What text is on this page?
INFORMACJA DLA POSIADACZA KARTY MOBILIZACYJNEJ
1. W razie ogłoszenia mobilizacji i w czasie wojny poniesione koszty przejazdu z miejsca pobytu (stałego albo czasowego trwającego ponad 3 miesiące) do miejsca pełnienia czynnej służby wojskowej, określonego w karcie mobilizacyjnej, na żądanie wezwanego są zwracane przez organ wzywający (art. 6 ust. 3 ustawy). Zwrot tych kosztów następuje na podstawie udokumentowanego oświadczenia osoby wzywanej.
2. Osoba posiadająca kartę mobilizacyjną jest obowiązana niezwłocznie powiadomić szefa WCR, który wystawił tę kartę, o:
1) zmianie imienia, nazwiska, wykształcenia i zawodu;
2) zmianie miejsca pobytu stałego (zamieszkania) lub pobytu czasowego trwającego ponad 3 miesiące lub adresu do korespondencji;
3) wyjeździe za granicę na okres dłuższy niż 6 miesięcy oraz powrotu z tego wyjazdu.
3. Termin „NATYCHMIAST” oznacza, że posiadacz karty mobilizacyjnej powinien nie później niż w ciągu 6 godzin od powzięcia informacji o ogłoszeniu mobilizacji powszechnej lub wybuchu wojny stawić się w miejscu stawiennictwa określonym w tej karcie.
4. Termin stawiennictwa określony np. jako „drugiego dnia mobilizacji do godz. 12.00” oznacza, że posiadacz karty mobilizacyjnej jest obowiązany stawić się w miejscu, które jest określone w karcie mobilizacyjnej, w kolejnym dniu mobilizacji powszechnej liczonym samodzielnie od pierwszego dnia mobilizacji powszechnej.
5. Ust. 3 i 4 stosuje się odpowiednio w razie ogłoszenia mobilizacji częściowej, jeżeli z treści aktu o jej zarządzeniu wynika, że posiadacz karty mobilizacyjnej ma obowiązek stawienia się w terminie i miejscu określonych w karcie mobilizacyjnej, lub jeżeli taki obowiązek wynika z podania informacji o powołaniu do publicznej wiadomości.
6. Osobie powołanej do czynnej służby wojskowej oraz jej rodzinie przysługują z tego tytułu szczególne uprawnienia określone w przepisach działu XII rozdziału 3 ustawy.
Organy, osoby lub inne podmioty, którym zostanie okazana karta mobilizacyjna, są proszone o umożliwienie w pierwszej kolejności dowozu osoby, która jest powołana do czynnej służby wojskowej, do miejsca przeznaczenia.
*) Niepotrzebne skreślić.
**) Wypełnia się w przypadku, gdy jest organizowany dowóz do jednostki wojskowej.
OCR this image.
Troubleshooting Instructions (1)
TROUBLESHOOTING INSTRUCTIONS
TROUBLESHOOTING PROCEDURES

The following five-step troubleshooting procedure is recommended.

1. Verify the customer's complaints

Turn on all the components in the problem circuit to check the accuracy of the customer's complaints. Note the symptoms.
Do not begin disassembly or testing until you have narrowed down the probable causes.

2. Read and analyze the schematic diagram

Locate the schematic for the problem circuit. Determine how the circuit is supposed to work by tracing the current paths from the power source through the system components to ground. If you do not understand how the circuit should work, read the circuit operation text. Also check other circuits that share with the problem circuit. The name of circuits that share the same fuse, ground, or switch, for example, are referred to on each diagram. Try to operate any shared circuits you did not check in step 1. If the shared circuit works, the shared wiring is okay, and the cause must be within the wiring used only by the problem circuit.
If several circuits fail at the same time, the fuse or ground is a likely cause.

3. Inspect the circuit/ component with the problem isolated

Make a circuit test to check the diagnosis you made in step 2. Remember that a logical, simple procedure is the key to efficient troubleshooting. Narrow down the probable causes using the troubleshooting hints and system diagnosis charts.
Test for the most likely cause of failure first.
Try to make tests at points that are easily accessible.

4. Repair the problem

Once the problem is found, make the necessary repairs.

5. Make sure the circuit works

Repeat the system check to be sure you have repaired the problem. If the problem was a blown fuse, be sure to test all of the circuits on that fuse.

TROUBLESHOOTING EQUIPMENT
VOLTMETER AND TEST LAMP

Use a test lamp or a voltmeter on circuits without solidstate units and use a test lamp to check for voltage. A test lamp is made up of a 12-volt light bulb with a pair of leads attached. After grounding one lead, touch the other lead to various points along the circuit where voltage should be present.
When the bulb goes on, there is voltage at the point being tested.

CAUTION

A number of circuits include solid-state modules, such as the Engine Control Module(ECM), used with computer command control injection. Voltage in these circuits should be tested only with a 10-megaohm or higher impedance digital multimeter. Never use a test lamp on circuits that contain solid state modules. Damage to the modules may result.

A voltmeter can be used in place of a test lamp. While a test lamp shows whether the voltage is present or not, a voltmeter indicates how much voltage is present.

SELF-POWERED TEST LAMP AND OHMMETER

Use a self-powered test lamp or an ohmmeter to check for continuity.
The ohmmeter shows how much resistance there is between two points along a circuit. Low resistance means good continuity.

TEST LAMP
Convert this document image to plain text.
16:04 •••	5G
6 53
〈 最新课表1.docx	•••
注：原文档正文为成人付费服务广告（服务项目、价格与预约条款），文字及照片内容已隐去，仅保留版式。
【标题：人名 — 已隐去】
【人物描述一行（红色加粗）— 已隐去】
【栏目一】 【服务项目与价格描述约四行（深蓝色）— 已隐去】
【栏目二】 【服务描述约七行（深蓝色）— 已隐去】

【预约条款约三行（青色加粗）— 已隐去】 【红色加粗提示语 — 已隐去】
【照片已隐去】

■ DIRECTIONS FOR THIS TASK: Each line that holds the word "continuity" should be extracted from the records.

■ SOLUTION TO THIS EXERCISE:
Use a self-powered test lamp or an ohmmeter to check for continuity.
The ohmmeter shows how much resistance there is between two points along a circuit. Low resistance means good continuity.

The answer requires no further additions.